- Born: March 19, 1941 (age 85)
- Education: Amherst College (BA) Yale University (MA, PhD) Harvard University (JD)
- Occupations: Law professor; author;

= G. Edward White =

American legal historian and professor (born 1941)

George Edward White (born March 19, 1941) is an American legal historian, tort law scholar, and the David and Mary Harrison Distinguished Professor of Law at the University of Virginia School of Law.

== Education and career ==
White finished high school at Philips Academy. He then graduated with a Bachelor of Arts degree magna cum laude from Amherst College in 1963. He went on to study at Yale University, where he obtained a Master of Arts in 1964 and a Doctor of Philosophy in 1967, both in history. In 1970, White graduated from Harvard Law School with a Juris Doctor. White then clerked for Chief Justice Earl Warren in the 1971 term. White joined the faculty at the University of Virginia School of Law in 1972. At Virginia Law, he became a University Professor in 1993, then a Distinguished Professor in 2003.

White is a member of the American Law Institute, the American Academy of Arts and Sciences, and the Society of American Historians. At Virginia Law, he teaches courses in constitutional law, torts, and legal history. White was once a Guggenheim Fellow and twice a senior fellow of the National Endowment for the Humanities. Throughout his career, White has published 18 books, and won several awards for these publications, including a final listing for the Pulitzer Prize for History. White has held visiting appointments at Harvard Law School, William & Mary Law School, the London School of Economics, and elsewhere. Between 2016 and 2020, White was the fourth most cited scholar in the United States in the field of legal history. In January 2026, the Supreme Court Historical Society announced that it had appointed White the editor of the Journal of Supreme Court History.

- Records -
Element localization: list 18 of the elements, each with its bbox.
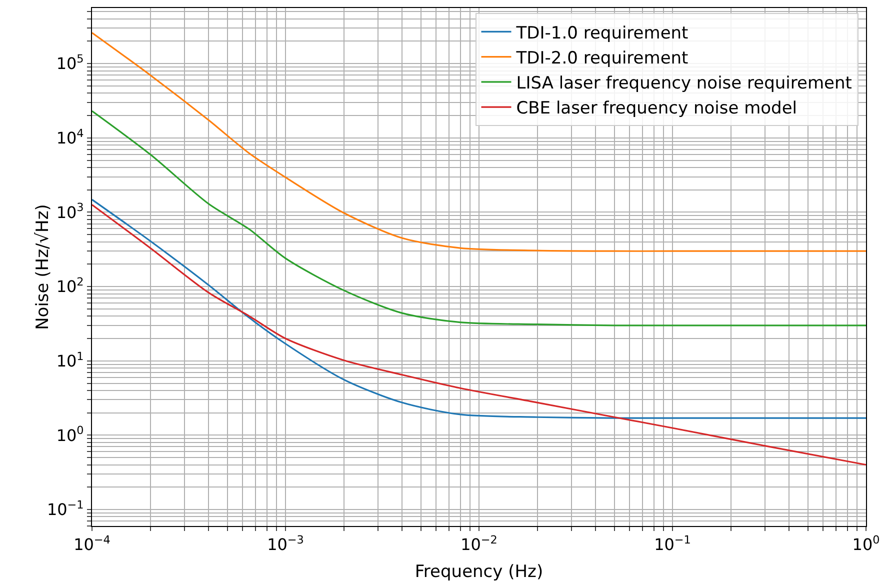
legend-label: LISA laser frequency noise requirement [516,74,852,94]
x-tick-label: 10$^{−2}$ [460,533,498,554]
y-tick-label: 10$^{−1}$ [46,498,84,520]
legend-label: TDI-2.0 requirement [515,48,689,68]
legend-label: TDI-1.0 requirement [515,23,689,44]
y-tick-label: 10$^{4}$ [56,126,84,148]
y-tick-label: 10$^{2}$ [56,275,84,296]
y-tick-label: 10$^{5}$ [56,52,84,74]
legend-label: CBE laser frequency noise model [516,98,798,119]
y-tick-label: 10$^{0}$ [56,424,84,445]
x-tick-label: 10$^{−4}$ [74,533,110,554]
x-tick-label: 10$^{−3}$ [267,533,304,554]
x-tick-label: 10$^{−1}$ [654,533,691,554]
x-axis-title: Frequency (Hz) [414,562,544,582]
y-axis-title: Noise (Hz/√Hz) [33,204,53,330]
y-tick-label: 10$^{3}$ [56,201,84,222]
y-tick-label: 10$^{1}$ [56,350,84,370]
x-tick-label: 10$^{0}$ [852,533,880,554]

- Exercise brief -
Continue the biography of G. Edward White from the point where it stops. The records were drawn from a different source than the text about G. Edward White.

- Response to this task -
== Personal life ==
White was born to George L. White Jr. and his wife. In December 1966, White married Susan Valre Davis, now a family attorney in Charlottesville, Virginia. Davis White is the daughter of John F. Davis, the former Clerk of the Supreme Court of the United States. White is a lifelong fan of and participant in sports and in 1996, he published a book on the history of baseball, Creating the National Pastime: Baseball Transforms Itself, 1903-1953.

== Selected publications ==

=== Books ===

- Robert H. Jackson: A Life in Judgment (Oxford University Press, 2025)
- Law in American History, Volume 3: 1930-2000 (Oxford University Press, 2019)
- Law in American History, Volume 2: From Reconstruction Through the 1920s (Oxford University Press, 2016)
- American Legal History: A Very Short Introduction (Oxford University Press, 2014)
- Law in American History: Volume 1, From the Colonial Years Through the Civil War (Oxford University Press, 2012)
- The American Judicial Tradition: Profiles of Leading American Judges (Oxford University Press, 3d ed. 2007)
- Alger Hiss’s Looking-Glass Wars (Oxford Press, paperback ed., 2005)
- Alger Hiss's Looking-Glass Wars (Oxford University Press, 2004)
- Tort Law in America: An Intellectual History (Oxford University Press, 1980; expanded ed. 2003)
- The Constitution and the New Deal (Harvard University Press, 2000)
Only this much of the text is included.